**Objective:** Produce an exact copy of all the data below, dropping every image.

Extracted data entries:
· · · ·
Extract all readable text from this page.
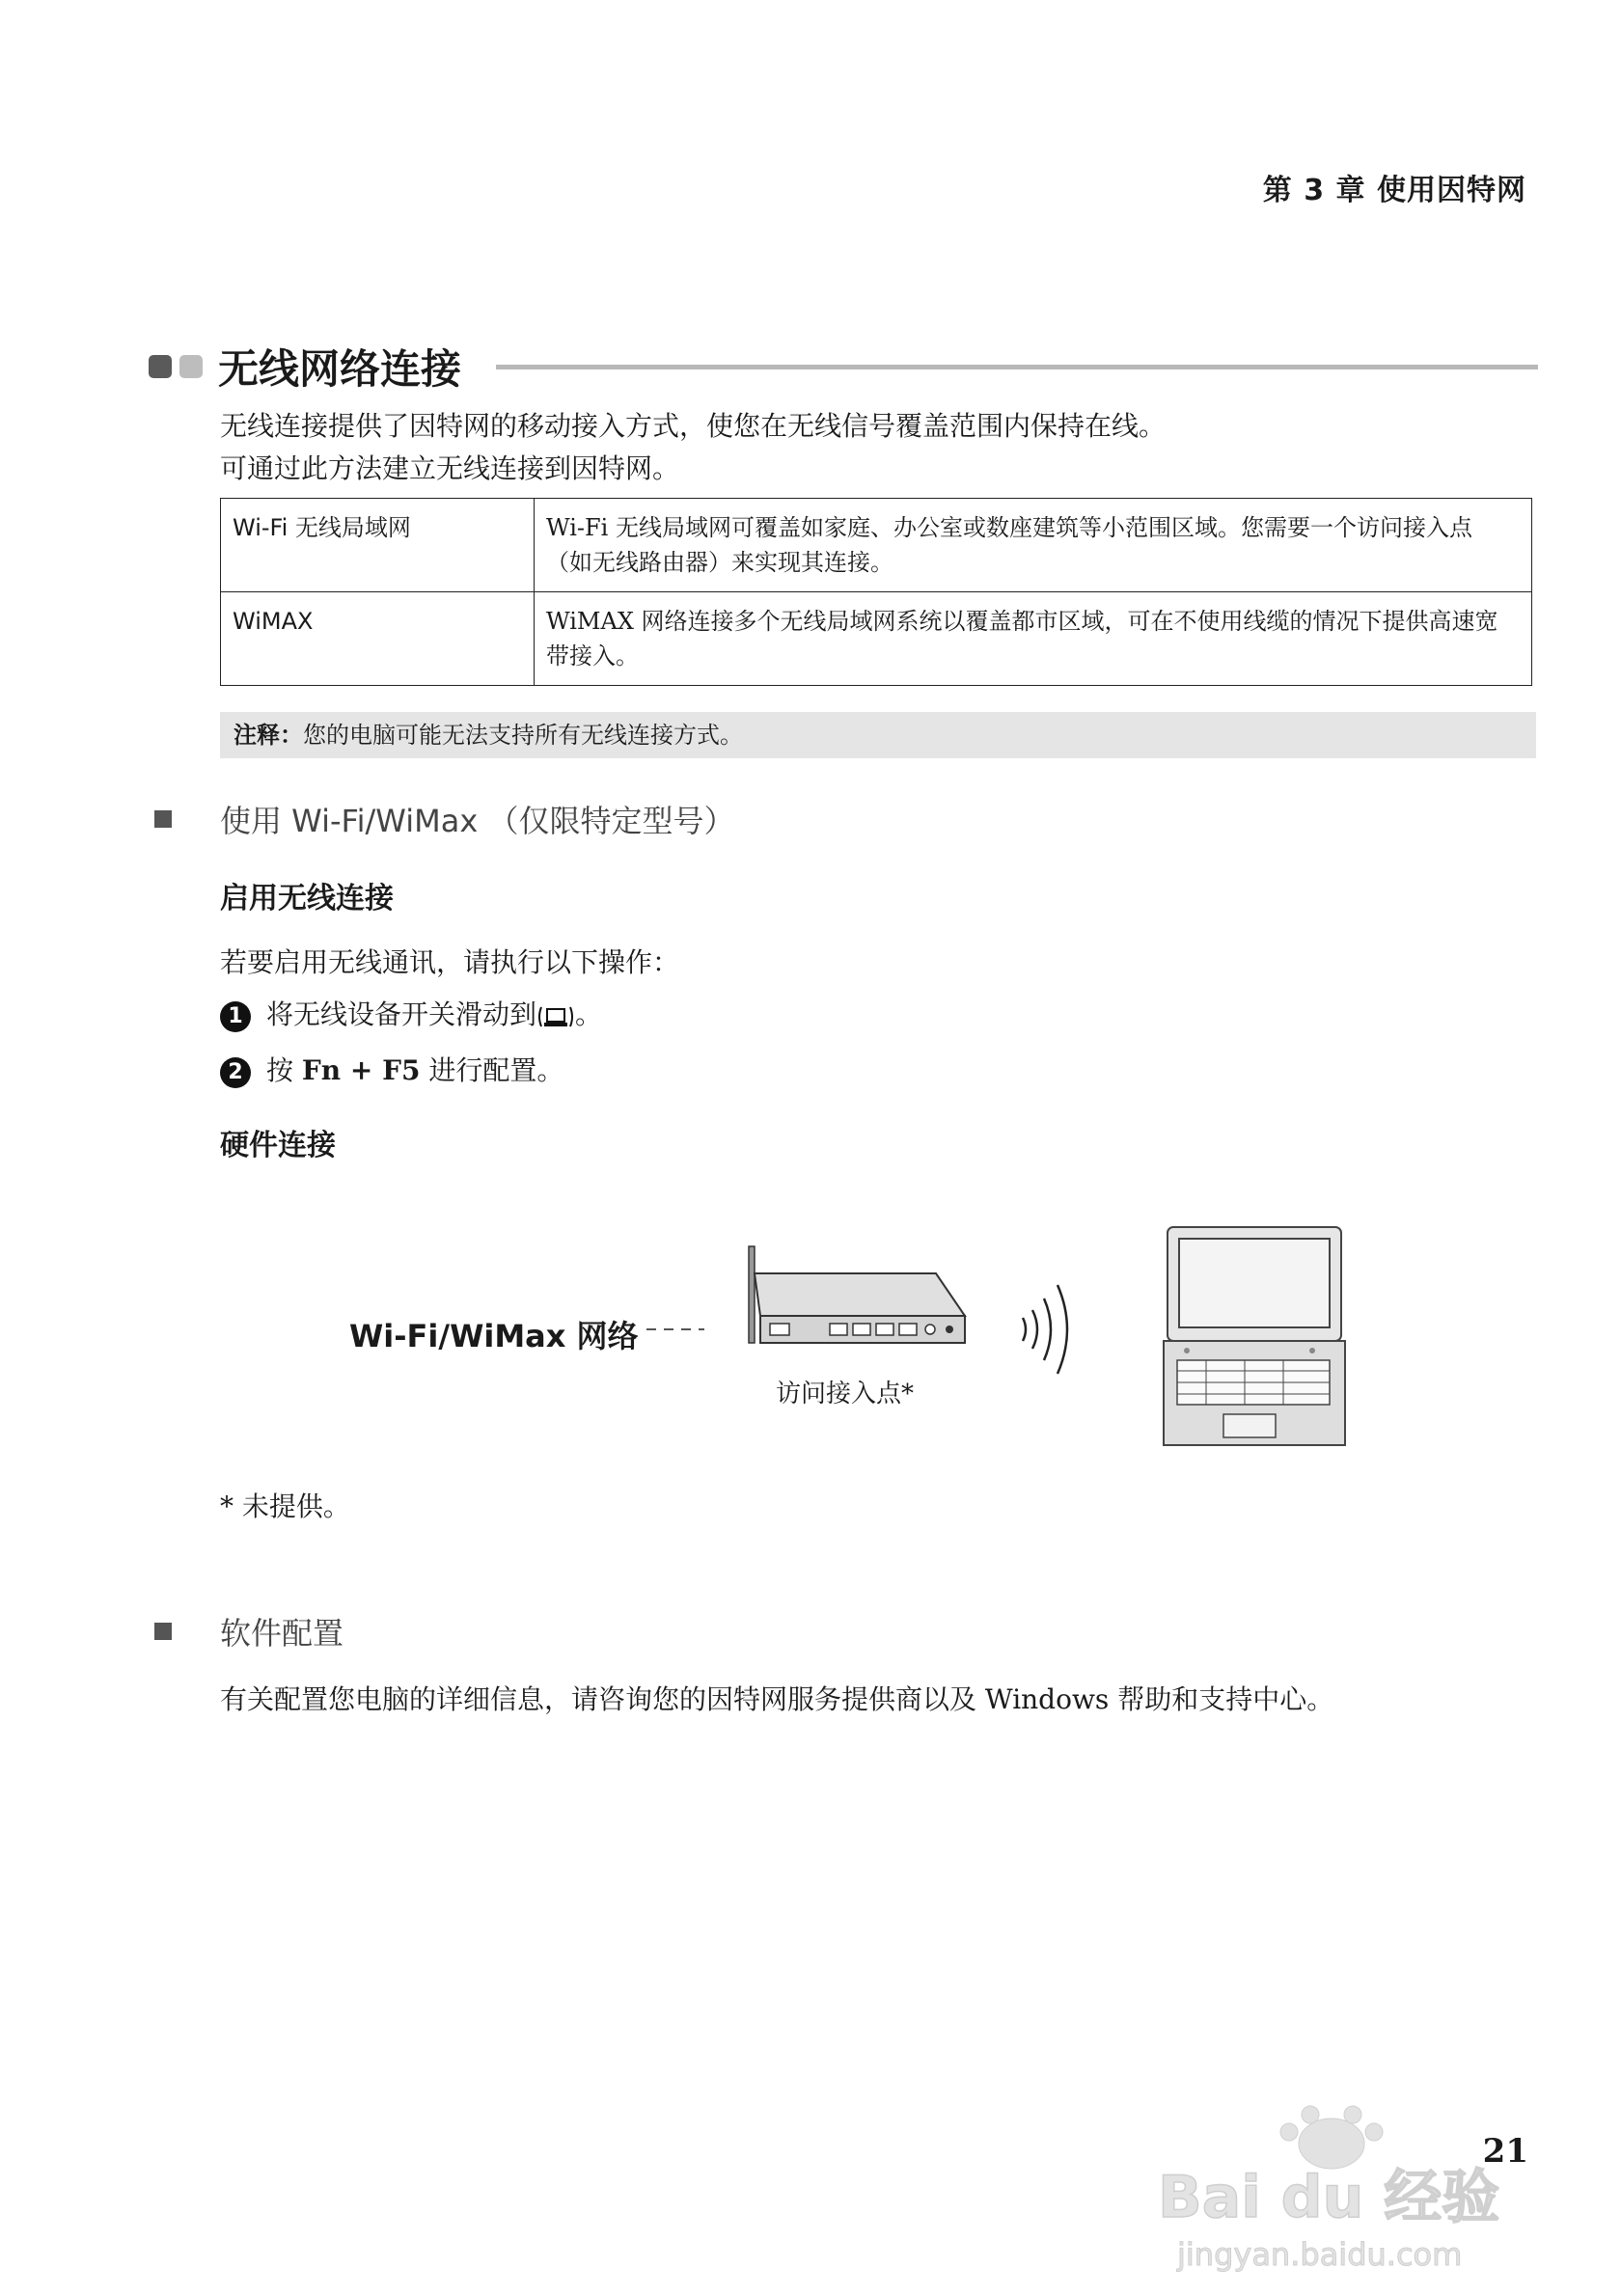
第 3 章 使用因特网
无线网络连接
无线连接提供了因特网的移动接入方式，使您在无线信号覆盖范围内保持在线。
可通过此方法建立无线连接到因特网。
Wi-Fi 无线局域网	Wi-Fi 无线局域网可覆盖如家庭、办公室或数座建筑等小范围区域。您需要一个访问接入点 （如无线路由器）来实现其连接。
WiMAX	WiMAX 网络连接多个无线局域网系统以覆盖都市区域，可在不使用线缆的情况下提供高速宽带接入。
注释：您的电脑可能无法支持所有无线连接方式。
使用 Wi-Fi/WiMax （仅限特定型号）
启用无线连接
若要启用无线通讯，请执行以下操作：
1 将无线设备开关滑动到 。
2 按 Fn + F5 进行配置。
硬件连接
Wi-Fi/WiMax 网络
访问接入点*
* 未提供。
软件配置
有关配置您电脑的详细信息，请咨询您的因特网服务提供商以及 Windows 帮助和支持中心。
Bai du 经验
jingyan.baidu.com
21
· · · ·
**Full response:**
Extract all readable text from this page.
第 3 章 使用因特网
无线网络连接
无线连接提供了因特网的移动接入方式，使您在无线信号覆盖范围内保持在线。
可通过此方法建立无线连接到因特网。
Wi-Fi 无线局域网	Wi-Fi 无线局域网可覆盖如家庭、办公室或数座建筑等小范围区域。您需要一个访问接入点 （如无线路由器）来实现其连接。
WiMAX	WiMAX 网络连接多个无线局域网系统以覆盖都市区域，可在不使用线缆的情况下提供高速宽带接入。
注释：您的电脑可能无法支持所有无线连接方式。
使用 Wi-Fi/WiMax （仅限特定型号）
启用无线连接
若要启用无线通讯，请执行以下操作：
1 将无线设备开关滑动到 。
2 按 Fn + F5 进行配置。
硬件连接
Wi-Fi/WiMax 网络
访问接入点*
* 未提供。
软件配置
有关配置您电脑的详细信息，请咨询您的因特网服务提供商以及 Windows 帮助和支持中心。
Bai du 经验
jingyan.baidu.com
21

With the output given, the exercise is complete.